Over the weekend, a fire truck was donated to the Ocean Man First Nation from the Kamsack Fire Department through an NGO, Fire Fighters Without Borders. It will be the first fire truck that the Ocean Man First Nation will have as part of their volunteer fire fighting team and will significantly improve the community’s ability to respond to emergencies.
The truck was donated in a presentation on October 17 with Kamsack Mayor Nancy Brunt, Ocean Man Chief Connie Big Eagle, Yorkton Tribal Council Chief Isabelle O’Soup, Yorkton Tribal Council Emergency Response Planning Co-ordinator Bonnie Austman and Kamsack Fire Chief Ken Thompson in attendance for the donation.
“We are proud to be able to work together with Fire Fighters Without Borders to make this donation to the Ocean Man First Nation,” said Brunt. “We are looking for ways to improve our relationship with our First Nations neighbours and this is a good step in the right direction.”
The cost of purchasing a new fire truck is outside of the Ocean Man First Nations’ ability at the moment but the need for a truck has been with the community for several decades.
====
[WRITTEN REQUEST A]
Answer from the fire truck article:
(i) Which NGO was the truck donated through?
(ii) On what date was the truck presented?
(iii) For how long has the community needed a truck?
[WRITTEN REQUEST B] Continue the fire truck article from its last sentence.
====
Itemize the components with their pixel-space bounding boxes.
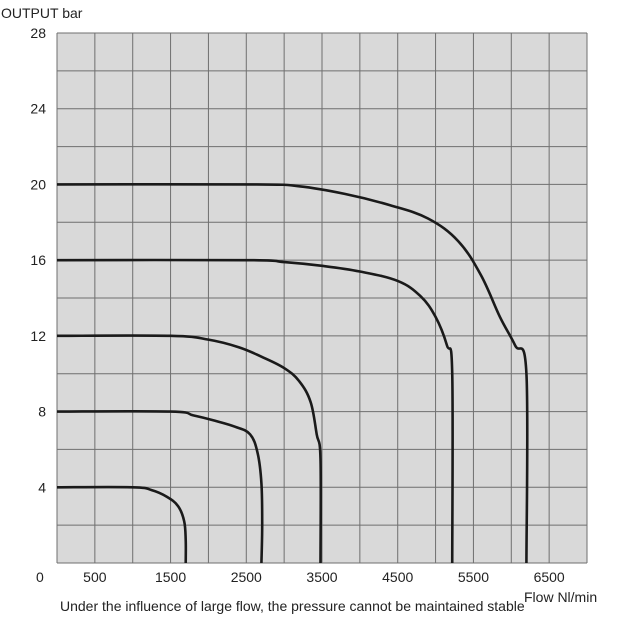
y-tick-label: 16 xyxy=(30,252,46,268)
y-tick-label: 8 xyxy=(38,404,46,420)
pressure-curve-5 xyxy=(56,182,529,564)
y-tick-label: 4 xyxy=(38,479,46,495)
x-tick-label: 500 xyxy=(83,569,107,585)
x-tick-label: 3500 xyxy=(306,569,337,585)
chart-note: Under the influence of large flow, the p… xyxy=(60,598,525,614)
tick-labels: 4 8 12 16 20 24 28 500 1500 2500 3500 4500 5500 6500 xyxy=(30,25,565,585)
y-tick-label: 20 xyxy=(30,176,46,192)
x-tick-label: 1500 xyxy=(155,569,186,585)
origin-label: 0 xyxy=(36,569,44,585)
y-tick-label: 28 xyxy=(30,25,46,41)
pressure-curve-1 xyxy=(56,485,188,564)
pressure-curve-2 xyxy=(56,409,264,564)
pressure-curve-3 xyxy=(56,334,323,564)
grid xyxy=(56,32,588,564)
x-tick-label: 4500 xyxy=(382,569,413,585)
y-axis-label: OUTPUT bar xyxy=(1,5,83,21)
x-tick-label: 6500 xyxy=(534,569,565,585)
x-tick-label: 5500 xyxy=(458,569,489,585)
curves xyxy=(56,182,529,564)
x-axis-label: Flow Nl/min xyxy=(524,589,597,605)
y-tick-label: 12 xyxy=(30,328,46,344)
y-tick-label: 24 xyxy=(30,101,46,117)
x-tick-label: 2500 xyxy=(231,569,262,585)
pressure-curve-4 xyxy=(56,258,454,564)
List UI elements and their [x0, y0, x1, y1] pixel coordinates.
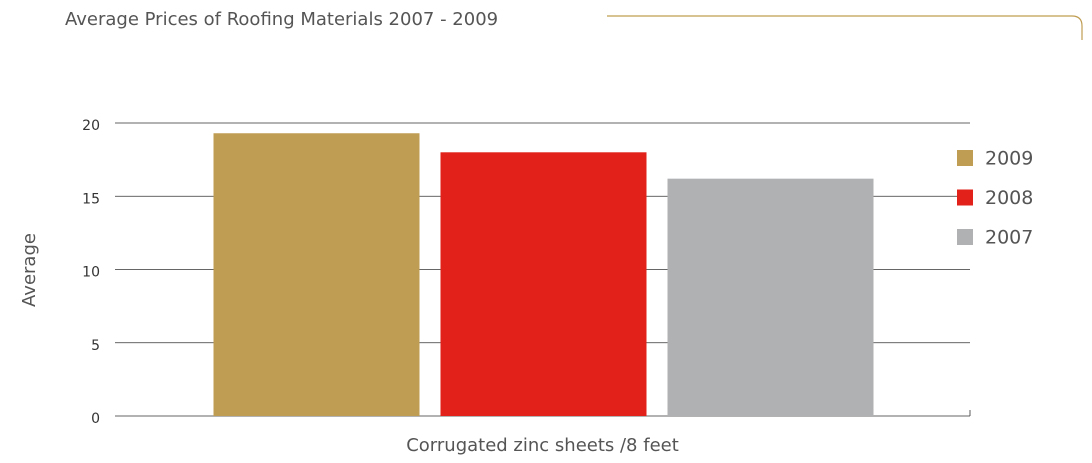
y-tick-label: 15	[82, 191, 100, 207]
chart-title: Average Prices of Roofing Materials 2007…	[65, 9, 498, 30]
y-tick-label: 5	[91, 338, 100, 354]
legend-label: 2008	[985, 187, 1033, 209]
x-tick-label: Corrugated zinc sheets /8 feet	[406, 435, 679, 456]
legend-swatch	[957, 229, 973, 245]
legend-label: 2007	[985, 227, 1033, 249]
legend-swatch	[957, 150, 973, 166]
title-rule	[607, 15, 1083, 40]
bar	[213, 133, 420, 416]
y-tick-label: 10	[82, 265, 100, 281]
y-tick-label: 20	[82, 118, 100, 134]
y-tick-label: 0	[91, 411, 100, 427]
bar	[667, 178, 874, 416]
bar	[440, 152, 647, 417]
y-axis-label: Average	[19, 233, 40, 307]
legend-label: 2009	[985, 148, 1033, 170]
legend-swatch	[957, 189, 973, 206]
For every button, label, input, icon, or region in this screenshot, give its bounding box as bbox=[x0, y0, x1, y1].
====
[OUTPUT A]
(i) Fire Fighters Without Borders
(ii) October 17
(iii) Several decades

[OUTPUT B]
“It would have been a long time before we could have gone to buy one so it means a lot to us,” said Ocean Man Chief Connie Big Eagle. “We became a reserve in the 1990s and we had several buildings built for our community including a fire hall but we haven’t had the money to purchase a truck. This will allow us to use the fire hall and it will save time when we need to respond to a fire in an emergency.”
The community has a group of volunteer fire fighters that will now be receiving training on how to use the truck and improve their services to their community. Bonnie Austman was thanked for her work in helping to organize and co-ordinate the donation and was gifted a star blanket along with Kamsack Mayor Nancy Brunt and Fire Chief Ken Thompson.
“I was looking for a place to put the truck and I contacted Firefighters Without Borders,” said Ken Thompson, Kamsack Fire Chief.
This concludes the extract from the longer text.